- Short problem
Reproduce all records verbatim.

- Information provided
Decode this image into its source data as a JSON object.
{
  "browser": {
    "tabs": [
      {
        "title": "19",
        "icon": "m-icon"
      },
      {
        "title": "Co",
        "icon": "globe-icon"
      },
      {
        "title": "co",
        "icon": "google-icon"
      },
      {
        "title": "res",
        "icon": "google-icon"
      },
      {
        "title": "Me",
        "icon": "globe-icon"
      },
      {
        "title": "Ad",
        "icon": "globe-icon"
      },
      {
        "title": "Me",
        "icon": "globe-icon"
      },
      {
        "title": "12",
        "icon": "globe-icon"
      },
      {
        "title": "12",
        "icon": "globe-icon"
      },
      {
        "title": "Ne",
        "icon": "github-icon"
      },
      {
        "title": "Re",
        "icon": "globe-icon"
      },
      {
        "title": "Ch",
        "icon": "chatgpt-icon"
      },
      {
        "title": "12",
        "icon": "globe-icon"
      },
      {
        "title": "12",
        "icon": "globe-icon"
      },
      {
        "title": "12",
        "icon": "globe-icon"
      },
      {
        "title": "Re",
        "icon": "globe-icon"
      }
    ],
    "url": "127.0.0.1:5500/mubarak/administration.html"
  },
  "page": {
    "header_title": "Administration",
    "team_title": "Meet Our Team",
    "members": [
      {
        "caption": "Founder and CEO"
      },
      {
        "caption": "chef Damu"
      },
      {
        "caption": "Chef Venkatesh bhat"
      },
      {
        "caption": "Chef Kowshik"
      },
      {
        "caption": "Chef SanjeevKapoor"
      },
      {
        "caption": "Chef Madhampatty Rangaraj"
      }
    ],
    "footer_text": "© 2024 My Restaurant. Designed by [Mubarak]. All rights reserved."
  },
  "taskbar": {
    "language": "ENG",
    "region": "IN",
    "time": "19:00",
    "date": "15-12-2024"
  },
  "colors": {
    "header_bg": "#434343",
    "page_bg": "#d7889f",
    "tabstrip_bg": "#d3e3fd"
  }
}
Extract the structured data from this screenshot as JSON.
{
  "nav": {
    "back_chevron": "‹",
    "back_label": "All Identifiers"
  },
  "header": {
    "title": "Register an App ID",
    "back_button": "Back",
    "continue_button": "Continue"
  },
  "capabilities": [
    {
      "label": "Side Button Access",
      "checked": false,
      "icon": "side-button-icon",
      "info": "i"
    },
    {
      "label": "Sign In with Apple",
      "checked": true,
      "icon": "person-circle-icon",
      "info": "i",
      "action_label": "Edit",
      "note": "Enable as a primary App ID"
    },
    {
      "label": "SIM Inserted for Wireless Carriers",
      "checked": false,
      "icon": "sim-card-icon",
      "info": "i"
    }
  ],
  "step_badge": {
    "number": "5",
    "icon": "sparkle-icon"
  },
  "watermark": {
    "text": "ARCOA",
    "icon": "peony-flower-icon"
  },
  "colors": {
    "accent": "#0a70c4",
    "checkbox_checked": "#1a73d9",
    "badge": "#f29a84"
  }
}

- Answer to this exercise
Decode this image into its source data as a JSON object.
{
  "browser": {
    "tabs": [
      {
        "title": "19",
        "icon": "m-icon"
      },
      {
        "title": "Co",
        "icon": "globe-icon"
      },
      {
        "title": "co",
        "icon": "google-icon"
      },
      {
        "title": "res",
        "icon": "google-icon"
      },
      {
        "title": "Me",
        "icon": "globe-icon"
      },
      {
        "title": "Ad",
        "icon": "globe-icon"
      },
      {
        "title": "Me",
        "icon": "globe-icon"
      },
      {
        "title": "12",
        "icon": "globe-icon"
      },
      {
        "title": "12",
        "icon": "globe-icon"
      },
      {
        "title": "Ne",
        "icon": "github-icon"
      },
      {
        "title": "Re",
        "icon": "globe-icon"
      },
      {
        "title": "Ch",
        "icon": "chatgpt-icon"
      },
      {
        "title": "12",
        "icon": "globe-icon"
      },
      {
        "title": "12",
        "icon": "globe-icon"
      },
      {
        "title": "12",
        "icon": "globe-icon"
      },
      {
        "title": "Re",
        "icon": "globe-icon"
      }
    ],
    "url": "127.0.0.1:5500/mubarak/administration.html"
  },
  "page": {
    "header_title": "Administration",
    "team_title": "Meet Our Team",
    "members": [
      {
        "caption": "Founder and CEO"
      },
      {
        "caption": "chef Damu"
      },
      {
        "caption": "Chef Venkatesh bhat"
      },
      {
        "caption": "Chef Kowshik"
      },
      {
        "caption": "Chef SanjeevKapoor"
      },
      {
        "caption": "Chef Madhampatty Rangaraj"
      }
    ],
    "footer_text": "© 2024 My Restaurant. Designed by [Mubarak]. All rights reserved."
  },
  "taskbar": {
    "language": "ENG",
    "region": "IN",
    "time": "19:00",
    "date": "15-12-2024"
  },
  "colors": {
    "header_bg": "#434343",
    "page_bg": "#d7889f",
    "tabstrip_bg": "#d3e3fd"
  }
}
Extract the structured data from this screenshot as JSON.
{
  "nav": {
    "back_chevron": "‹",
    "back_label": "All Identifiers"
  },
  "header": {
    "title": "Register an App ID",
    "back_button": "Back",
    "continue_button": "Continue"
  },
  "capabilities": [
    {
      "label": "Side Button Access",
      "checked": false,
      "icon": "side-button-icon",
      "info": "i"
    },
    {
      "label": "Sign In with Apple",
      "checked": true,
      "icon": "person-circle-icon",
      "info": "i",
      "action_label": "Edit",
      "note": "Enable as a primary App ID"
    },
    {
      "label": "SIM Inserted for Wireless Carriers",
      "checked": false,
      "icon": "sim-card-icon",
      "info": "i"
    }
  ],
  "step_badge": {
    "number": "5",
    "icon": "sparkle-icon"
  },
  "watermark": {
    "text": "ARCOA",
    "icon": "peony-flower-icon"
  },
  "colors": {
    "accent": "#0a70c4",
    "checkbox_checked": "#1a73d9",
    "badge": "#f29a84"
  }
}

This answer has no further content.